Do this:
Exactly reproduce each record listed below.

(Data entries)
▽
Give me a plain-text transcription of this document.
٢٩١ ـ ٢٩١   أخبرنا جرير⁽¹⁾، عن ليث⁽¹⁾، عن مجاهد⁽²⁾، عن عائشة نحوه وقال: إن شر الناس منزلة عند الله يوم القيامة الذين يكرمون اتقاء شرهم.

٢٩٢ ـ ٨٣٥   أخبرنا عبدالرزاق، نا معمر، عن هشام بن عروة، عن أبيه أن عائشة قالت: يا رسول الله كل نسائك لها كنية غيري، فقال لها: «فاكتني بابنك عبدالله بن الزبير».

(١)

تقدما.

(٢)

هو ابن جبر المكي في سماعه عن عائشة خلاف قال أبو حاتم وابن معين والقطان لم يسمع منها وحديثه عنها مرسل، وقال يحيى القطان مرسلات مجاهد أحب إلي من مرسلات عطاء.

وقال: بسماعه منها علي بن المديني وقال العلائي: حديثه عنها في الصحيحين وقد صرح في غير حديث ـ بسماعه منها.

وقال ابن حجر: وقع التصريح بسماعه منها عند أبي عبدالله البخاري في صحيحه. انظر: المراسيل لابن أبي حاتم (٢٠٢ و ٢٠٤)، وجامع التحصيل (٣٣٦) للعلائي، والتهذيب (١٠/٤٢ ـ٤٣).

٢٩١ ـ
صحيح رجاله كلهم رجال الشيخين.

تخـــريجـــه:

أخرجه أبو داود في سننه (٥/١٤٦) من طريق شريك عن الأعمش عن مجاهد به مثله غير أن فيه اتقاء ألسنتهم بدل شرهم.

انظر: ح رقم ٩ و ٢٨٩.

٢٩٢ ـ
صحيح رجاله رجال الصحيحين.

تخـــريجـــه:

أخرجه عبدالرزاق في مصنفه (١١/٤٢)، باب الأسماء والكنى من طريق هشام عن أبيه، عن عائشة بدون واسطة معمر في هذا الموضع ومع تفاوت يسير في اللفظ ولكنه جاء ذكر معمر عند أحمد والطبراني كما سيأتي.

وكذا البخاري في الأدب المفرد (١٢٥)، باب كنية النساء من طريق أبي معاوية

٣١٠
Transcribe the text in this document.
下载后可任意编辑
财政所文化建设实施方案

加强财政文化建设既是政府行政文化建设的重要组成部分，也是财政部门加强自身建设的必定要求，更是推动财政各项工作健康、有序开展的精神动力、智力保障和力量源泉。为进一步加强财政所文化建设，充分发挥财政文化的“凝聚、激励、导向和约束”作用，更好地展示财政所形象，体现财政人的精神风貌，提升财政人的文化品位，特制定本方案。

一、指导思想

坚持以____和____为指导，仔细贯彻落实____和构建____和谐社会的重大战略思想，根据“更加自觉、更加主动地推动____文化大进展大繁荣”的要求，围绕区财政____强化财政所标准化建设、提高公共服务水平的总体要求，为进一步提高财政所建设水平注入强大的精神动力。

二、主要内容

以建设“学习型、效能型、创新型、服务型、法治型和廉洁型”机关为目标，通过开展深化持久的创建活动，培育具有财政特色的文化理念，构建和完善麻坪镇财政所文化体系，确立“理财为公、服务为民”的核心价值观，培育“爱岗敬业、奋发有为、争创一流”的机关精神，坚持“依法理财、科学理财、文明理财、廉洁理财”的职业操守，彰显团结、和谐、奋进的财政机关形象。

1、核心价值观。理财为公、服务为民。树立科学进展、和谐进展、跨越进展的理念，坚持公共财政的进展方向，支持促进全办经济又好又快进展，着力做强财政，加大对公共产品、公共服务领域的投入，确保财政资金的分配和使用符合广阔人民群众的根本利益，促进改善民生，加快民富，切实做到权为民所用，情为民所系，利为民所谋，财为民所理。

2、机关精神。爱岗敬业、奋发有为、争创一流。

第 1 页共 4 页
△
Response:
Give me a plain-text transcription of this document.
٢٩١ ـ ٢٩١   أخبرنا جرير⁽¹⁾، عن ليث⁽¹⁾، عن مجاهد⁽²⁾، عن عائشة نحوه وقال: إن شر الناس منزلة عند الله يوم القيامة الذين يكرمون اتقاء شرهم.

٢٩٢ ـ ٨٣٥   أخبرنا عبدالرزاق، نا معمر، عن هشام بن عروة، عن أبيه أن عائشة قالت: يا رسول الله كل نسائك لها كنية غيري، فقال لها: «فاكتني بابنك عبدالله بن الزبير».

(١)

تقدما.

(٢)

هو ابن جبر المكي في سماعه عن عائشة خلاف قال أبو حاتم وابن معين والقطان لم يسمع منها وحديثه عنها مرسل، وقال يحيى القطان مرسلات مجاهد أحب إلي من مرسلات عطاء.

وقال: بسماعه منها علي بن المديني وقال العلائي: حديثه عنها في الصحيحين وقد صرح في غير حديث ـ بسماعه منها.

وقال ابن حجر: وقع التصريح بسماعه منها عند أبي عبدالله البخاري في صحيحه. انظر: المراسيل لابن أبي حاتم (٢٠٢ و ٢٠٤)، وجامع التحصيل (٣٣٦) للعلائي، والتهذيب (١٠/٤٢ ـ٤٣).

٢٩١ ـ
صحيح رجاله كلهم رجال الشيخين.

تخـــريجـــه:

أخرجه أبو داود في سننه (٥/١٤٦) من طريق شريك عن الأعمش عن مجاهد به مثله غير أن فيه اتقاء ألسنتهم بدل شرهم.

انظر: ح رقم ٩ و ٢٨٩.

٢٩٢ ـ
صحيح رجاله رجال الصحيحين.

تخـــريجـــه:

أخرجه عبدالرزاق في مصنفه (١١/٤٢)، باب الأسماء والكنى من طريق هشام عن أبيه، عن عائشة بدون واسطة معمر في هذا الموضع ومع تفاوت يسير في اللفظ ولكنه جاء ذكر معمر عند أحمد والطبراني كما سيأتي.

وكذا البخاري في الأدب المفرد (١٢٥)، باب كنية النساء من طريق أبي معاوية

٣١٠
Transcribe the text in this document.
下载后可任意编辑
财政所文化建设实施方案

加强财政文化建设既是政府行政文化建设的重要组成部分，也是财政部门加强自身建设的必定要求，更是推动财政各项工作健康、有序开展的精神动力、智力保障和力量源泉。为进一步加强财政所文化建设，充分发挥财政文化的“凝聚、激励、导向和约束”作用，更好地展示财政所形象，体现财政人的精神风貌，提升财政人的文化品位，特制定本方案。

一、指导思想

坚持以____和____为指导，仔细贯彻落实____和构建____和谐社会的重大战略思想，根据“更加自觉、更加主动地推动____文化大进展大繁荣”的要求，围绕区财政____强化财政所标准化建设、提高公共服务水平的总体要求，为进一步提高财政所建设水平注入强大的精神动力。

二、主要内容

以建设“学习型、效能型、创新型、服务型、法治型和廉洁型”机关为目标，通过开展深化持久的创建活动，培育具有财政特色的文化理念，构建和完善麻坪镇财政所文化体系，确立“理财为公、服务为民”的核心价值观，培育“爱岗敬业、奋发有为、争创一流”的机关精神，坚持“依法理财、科学理财、文明理财、廉洁理财”的职业操守，彰显团结、和谐、奋进的财政机关形象。

1、核心价值观。理财为公、服务为民。树立科学进展、和谐进展、跨越进展的理念，坚持公共财政的进展方向，支持促进全办经济又好又快进展，着力做强财政，加大对公共产品、公共服务领域的投入，确保财政资金的分配和使用符合广阔人民群众的根本利益，促进改善民生，加快民富，切实做到权为民所用，情为民所系，利为民所谋，财为民所理。

2、机关精神。爱岗敬业、奋发有为、争创一流。

第 1 页共 4 页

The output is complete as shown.